Problem to work on: Extract the complete listing and output it unchanged.

Records for processing:
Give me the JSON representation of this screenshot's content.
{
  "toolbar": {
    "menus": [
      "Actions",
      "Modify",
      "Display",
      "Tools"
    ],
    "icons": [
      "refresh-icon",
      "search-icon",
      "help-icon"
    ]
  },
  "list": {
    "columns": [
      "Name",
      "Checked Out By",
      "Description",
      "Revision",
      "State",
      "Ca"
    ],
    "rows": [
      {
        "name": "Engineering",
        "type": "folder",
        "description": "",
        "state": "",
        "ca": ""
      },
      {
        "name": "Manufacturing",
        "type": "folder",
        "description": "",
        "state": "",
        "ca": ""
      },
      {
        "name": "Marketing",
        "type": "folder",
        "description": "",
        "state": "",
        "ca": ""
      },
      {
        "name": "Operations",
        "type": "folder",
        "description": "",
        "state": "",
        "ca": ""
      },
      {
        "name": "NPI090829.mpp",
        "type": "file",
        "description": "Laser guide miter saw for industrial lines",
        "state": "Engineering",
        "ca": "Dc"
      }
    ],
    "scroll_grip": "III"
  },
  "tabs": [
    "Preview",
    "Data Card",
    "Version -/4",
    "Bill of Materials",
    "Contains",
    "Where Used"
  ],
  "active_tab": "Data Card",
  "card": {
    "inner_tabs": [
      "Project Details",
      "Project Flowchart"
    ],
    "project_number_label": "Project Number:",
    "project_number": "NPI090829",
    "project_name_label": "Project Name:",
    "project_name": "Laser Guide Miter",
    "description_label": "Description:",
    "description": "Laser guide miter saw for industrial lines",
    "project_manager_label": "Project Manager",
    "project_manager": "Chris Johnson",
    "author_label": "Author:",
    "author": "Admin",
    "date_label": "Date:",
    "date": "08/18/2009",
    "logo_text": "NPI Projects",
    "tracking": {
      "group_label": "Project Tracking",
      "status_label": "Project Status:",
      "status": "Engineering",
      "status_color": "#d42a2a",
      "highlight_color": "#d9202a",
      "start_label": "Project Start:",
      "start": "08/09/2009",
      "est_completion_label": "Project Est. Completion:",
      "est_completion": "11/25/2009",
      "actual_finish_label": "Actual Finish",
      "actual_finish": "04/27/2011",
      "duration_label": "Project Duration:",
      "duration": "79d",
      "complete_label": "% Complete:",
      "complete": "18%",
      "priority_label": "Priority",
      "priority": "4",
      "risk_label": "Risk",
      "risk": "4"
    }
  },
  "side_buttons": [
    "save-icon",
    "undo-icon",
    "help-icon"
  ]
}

Response to the task:
Give me the JSON representation of this screenshot's content.
{
  "toolbar": {
    "menus": [
      "Actions",
      "Modify",
      "Display",
      "Tools"
    ],
    "icons": [
      "refresh-icon",
      "search-icon",
      "help-icon"
    ]
  },
  "list": {
    "columns": [
      "Name",
      "Checked Out By",
      "Description",
      "Revision",
      "State",
      "Ca"
    ],
    "rows": [
      {
        "name": "Engineering",
        "type": "folder",
        "description": "",
        "state": "",
        "ca": ""
      },
      {
        "name": "Manufacturing",
        "type": "folder",
        "description": "",
        "state": "",
        "ca": ""
      },
      {
        "name": "Marketing",
        "type": "folder",
        "description": "",
        "state": "",
        "ca": ""
      },
      {
        "name": "Operations",
        "type": "folder",
        "description": "",
        "state": "",
        "ca": ""
      },
      {
        "name": "NPI090829.mpp",
        "type": "file",
        "description": "Laser guide miter saw for industrial lines",
        "state": "Engineering",
        "ca": "Dc"
      }
    ],
    "scroll_grip": "III"
  },
  "tabs": [
    "Preview",
    "Data Card",
    "Version -/4",
    "Bill of Materials",
    "Contains",
    "Where Used"
  ],
  "active_tab": "Data Card",
  "card": {
    "inner_tabs": [
      "Project Details",
      "Project Flowchart"
    ],
    "project_number_label": "Project Number:",
    "project_number": "NPI090829",
    "project_name_label": "Project Name:",
    "project_name": "Laser Guide Miter",
    "description_label": "Description:",
    "description": "Laser guide miter saw for industrial lines",
    "project_manager_label": "Project Manager",
    "project_manager": "Chris Johnson",
    "author_label": "Author:",
    "author": "Admin",
    "date_label": "Date:",
    "date": "08/18/2009",
    "logo_text": "NPI Projects",
    "tracking": {
      "group_label": "Project Tracking",
      "status_label": "Project Status:",
      "status": "Engineering",
      "status_color": "#d42a2a",
      "highlight_color": "#d9202a",
      "start_label": "Project Start:",
      "start": "08/09/2009",
      "est_completion_label": "Project Est. Completion:",
      "est_completion": "11/25/2009",
      "actual_finish_label": "Actual Finish",
      "actual_finish": "04/27/2011",
      "duration_label": "Project Duration:",
      "duration": "79d",
      "complete_label": "% Complete:",
      "complete": "18%",
      "priority_label": "Priority",
      "priority": "4",
      "risk_label": "Risk",
      "risk": "4"
    }
  },
  "side_buttons": [
    "save-icon",
    "undo-icon",
    "help-icon"
  ]
}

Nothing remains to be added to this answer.